▶ **Directive**
From the entries provided below, copy each line that contains the word "xlabel".

Figure collection entries:
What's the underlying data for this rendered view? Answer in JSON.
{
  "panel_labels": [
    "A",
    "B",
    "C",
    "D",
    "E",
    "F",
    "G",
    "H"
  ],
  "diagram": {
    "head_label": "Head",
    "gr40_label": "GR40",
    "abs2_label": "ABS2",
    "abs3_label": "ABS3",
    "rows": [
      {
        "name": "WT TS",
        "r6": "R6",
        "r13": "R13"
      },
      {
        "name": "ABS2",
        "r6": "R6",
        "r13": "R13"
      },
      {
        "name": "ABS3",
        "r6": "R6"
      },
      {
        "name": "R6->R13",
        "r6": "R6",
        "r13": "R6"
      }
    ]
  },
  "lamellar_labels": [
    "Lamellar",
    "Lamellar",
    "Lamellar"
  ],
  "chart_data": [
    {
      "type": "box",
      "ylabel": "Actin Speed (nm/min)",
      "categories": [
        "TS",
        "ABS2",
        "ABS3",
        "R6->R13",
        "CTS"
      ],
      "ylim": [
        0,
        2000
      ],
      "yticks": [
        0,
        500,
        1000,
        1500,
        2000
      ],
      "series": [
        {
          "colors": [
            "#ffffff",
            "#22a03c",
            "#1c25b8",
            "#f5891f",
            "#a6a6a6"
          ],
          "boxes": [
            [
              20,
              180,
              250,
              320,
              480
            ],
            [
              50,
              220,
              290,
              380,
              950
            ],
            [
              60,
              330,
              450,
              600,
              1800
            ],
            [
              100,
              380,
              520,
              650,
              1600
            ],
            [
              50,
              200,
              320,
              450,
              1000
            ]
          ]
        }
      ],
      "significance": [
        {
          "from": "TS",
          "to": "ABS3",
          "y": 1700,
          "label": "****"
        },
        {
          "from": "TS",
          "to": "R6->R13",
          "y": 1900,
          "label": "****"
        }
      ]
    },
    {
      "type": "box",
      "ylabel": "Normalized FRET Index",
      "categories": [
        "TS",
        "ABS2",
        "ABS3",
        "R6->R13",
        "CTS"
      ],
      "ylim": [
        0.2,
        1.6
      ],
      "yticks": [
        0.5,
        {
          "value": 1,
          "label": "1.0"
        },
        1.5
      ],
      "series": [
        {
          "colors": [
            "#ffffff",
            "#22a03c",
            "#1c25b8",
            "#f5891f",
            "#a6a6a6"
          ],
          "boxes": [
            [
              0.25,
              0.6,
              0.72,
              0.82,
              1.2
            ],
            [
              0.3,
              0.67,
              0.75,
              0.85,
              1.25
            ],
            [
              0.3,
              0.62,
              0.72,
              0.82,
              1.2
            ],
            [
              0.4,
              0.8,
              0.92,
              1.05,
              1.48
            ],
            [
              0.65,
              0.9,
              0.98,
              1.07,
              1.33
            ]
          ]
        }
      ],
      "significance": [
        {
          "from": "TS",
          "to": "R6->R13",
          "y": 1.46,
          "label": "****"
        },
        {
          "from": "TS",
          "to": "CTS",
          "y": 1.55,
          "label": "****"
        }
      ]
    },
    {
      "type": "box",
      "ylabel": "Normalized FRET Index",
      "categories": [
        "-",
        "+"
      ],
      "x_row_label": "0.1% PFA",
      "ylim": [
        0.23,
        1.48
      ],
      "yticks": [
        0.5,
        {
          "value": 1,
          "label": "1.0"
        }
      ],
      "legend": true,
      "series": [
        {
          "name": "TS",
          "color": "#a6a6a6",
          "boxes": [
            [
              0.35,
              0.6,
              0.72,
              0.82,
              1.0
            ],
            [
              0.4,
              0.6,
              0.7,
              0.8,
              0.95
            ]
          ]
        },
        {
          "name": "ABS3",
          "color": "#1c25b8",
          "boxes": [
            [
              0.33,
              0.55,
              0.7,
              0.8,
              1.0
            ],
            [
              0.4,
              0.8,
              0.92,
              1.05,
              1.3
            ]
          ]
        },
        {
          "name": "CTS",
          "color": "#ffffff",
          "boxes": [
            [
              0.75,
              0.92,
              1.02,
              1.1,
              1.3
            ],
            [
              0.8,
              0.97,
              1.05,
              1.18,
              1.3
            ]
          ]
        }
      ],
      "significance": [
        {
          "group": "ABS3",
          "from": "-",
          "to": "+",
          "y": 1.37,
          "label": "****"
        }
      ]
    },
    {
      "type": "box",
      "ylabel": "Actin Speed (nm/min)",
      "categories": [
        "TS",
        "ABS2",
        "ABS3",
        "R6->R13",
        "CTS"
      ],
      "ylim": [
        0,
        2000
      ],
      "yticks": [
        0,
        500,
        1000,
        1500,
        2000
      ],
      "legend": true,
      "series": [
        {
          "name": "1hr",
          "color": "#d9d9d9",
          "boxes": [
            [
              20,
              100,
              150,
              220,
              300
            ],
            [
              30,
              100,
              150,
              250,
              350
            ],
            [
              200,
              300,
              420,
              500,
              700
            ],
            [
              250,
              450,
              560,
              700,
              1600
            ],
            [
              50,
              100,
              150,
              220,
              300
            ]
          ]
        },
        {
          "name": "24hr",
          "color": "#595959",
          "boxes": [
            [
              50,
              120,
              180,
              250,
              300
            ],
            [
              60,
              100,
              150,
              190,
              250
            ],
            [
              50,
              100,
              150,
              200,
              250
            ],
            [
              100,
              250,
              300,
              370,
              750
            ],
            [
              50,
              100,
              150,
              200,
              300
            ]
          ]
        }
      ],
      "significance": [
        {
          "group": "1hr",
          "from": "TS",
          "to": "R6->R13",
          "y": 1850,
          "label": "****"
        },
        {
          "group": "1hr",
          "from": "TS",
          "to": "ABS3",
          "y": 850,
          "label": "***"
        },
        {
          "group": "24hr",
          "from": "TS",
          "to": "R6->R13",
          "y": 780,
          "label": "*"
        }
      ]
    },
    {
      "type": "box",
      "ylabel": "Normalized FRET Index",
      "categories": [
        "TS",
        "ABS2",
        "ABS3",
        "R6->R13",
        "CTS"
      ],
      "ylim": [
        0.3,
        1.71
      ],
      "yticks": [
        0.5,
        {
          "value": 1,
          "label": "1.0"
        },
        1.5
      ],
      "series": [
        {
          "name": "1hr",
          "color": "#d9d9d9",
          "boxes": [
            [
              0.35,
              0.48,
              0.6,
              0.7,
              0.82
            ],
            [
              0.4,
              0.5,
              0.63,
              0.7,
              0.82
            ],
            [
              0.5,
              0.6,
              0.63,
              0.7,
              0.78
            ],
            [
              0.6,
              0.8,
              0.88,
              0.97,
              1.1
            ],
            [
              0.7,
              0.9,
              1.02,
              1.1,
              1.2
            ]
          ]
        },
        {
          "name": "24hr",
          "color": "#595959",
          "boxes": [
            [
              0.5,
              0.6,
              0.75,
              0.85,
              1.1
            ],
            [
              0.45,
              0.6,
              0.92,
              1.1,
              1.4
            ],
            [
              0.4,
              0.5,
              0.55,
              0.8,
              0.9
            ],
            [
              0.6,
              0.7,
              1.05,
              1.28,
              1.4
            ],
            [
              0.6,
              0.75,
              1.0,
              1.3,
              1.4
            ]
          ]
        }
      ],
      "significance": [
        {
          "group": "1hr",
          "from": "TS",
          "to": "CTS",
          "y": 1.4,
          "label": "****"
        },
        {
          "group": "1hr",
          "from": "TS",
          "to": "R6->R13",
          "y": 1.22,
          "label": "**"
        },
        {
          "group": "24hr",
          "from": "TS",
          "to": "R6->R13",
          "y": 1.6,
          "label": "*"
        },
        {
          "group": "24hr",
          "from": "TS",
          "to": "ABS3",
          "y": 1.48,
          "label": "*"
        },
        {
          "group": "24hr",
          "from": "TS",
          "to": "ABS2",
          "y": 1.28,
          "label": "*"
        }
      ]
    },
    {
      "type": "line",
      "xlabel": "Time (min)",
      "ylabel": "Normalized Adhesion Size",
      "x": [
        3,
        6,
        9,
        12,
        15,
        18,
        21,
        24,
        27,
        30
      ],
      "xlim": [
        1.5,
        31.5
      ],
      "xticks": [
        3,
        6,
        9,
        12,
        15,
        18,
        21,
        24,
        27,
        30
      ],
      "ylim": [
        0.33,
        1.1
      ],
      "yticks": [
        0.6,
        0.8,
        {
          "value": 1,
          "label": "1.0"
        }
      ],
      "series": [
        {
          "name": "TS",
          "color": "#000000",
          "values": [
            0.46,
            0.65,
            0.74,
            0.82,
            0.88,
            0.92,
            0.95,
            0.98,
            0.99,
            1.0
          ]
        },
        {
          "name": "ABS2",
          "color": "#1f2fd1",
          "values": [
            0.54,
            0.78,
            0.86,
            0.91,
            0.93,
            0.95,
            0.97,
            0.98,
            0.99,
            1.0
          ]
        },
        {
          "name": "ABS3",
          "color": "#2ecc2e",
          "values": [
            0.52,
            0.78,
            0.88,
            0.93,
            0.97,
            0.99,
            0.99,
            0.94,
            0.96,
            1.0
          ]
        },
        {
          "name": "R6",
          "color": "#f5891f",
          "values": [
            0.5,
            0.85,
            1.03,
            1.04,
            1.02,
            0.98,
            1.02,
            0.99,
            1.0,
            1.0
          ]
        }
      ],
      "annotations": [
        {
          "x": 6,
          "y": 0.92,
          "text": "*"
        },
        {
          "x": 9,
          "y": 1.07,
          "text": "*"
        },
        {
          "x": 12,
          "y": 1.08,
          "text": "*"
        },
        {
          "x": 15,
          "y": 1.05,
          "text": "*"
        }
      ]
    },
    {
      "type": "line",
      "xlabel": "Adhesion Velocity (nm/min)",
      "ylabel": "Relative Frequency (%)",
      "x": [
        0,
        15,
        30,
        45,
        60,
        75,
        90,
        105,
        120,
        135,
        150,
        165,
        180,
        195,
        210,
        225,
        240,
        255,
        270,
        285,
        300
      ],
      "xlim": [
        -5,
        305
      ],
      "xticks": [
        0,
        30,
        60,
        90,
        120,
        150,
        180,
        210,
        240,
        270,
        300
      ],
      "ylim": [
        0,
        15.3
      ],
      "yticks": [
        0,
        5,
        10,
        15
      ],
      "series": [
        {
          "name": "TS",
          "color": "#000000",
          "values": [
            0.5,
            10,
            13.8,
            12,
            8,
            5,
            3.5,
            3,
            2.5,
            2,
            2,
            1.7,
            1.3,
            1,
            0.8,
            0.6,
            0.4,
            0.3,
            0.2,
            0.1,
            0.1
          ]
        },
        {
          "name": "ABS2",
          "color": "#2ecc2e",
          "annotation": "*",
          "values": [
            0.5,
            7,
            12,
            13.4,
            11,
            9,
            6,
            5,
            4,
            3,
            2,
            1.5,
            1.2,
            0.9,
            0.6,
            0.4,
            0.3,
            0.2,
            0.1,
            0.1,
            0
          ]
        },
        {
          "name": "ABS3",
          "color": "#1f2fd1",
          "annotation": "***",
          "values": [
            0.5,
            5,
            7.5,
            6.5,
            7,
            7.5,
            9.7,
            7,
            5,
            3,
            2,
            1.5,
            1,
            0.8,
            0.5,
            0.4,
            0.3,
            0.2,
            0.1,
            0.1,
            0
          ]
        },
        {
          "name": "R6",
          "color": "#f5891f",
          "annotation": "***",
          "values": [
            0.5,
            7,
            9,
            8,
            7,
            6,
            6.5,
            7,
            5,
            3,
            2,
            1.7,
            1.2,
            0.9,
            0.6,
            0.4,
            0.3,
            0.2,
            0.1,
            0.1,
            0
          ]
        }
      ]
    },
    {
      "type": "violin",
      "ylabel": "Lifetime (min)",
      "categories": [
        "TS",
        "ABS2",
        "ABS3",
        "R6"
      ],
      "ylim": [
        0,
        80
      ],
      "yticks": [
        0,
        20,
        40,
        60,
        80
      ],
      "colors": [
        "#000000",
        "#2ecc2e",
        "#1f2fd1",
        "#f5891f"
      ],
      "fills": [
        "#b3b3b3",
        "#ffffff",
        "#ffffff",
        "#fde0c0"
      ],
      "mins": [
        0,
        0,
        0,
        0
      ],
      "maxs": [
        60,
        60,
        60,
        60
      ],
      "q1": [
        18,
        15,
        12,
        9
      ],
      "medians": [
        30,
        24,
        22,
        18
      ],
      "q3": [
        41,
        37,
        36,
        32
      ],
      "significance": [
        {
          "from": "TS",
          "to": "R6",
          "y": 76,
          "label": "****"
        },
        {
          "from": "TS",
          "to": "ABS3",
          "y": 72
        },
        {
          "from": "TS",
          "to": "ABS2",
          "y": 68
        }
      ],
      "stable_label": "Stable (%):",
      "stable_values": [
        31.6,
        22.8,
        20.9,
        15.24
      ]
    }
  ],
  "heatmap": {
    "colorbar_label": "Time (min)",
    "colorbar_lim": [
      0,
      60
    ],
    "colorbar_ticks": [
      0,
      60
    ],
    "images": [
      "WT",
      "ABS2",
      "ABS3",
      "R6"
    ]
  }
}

▶ **The answer**
      "xlabel": "Time (min)",
      "xlabel": "Adhesion Velocity (nm/min)",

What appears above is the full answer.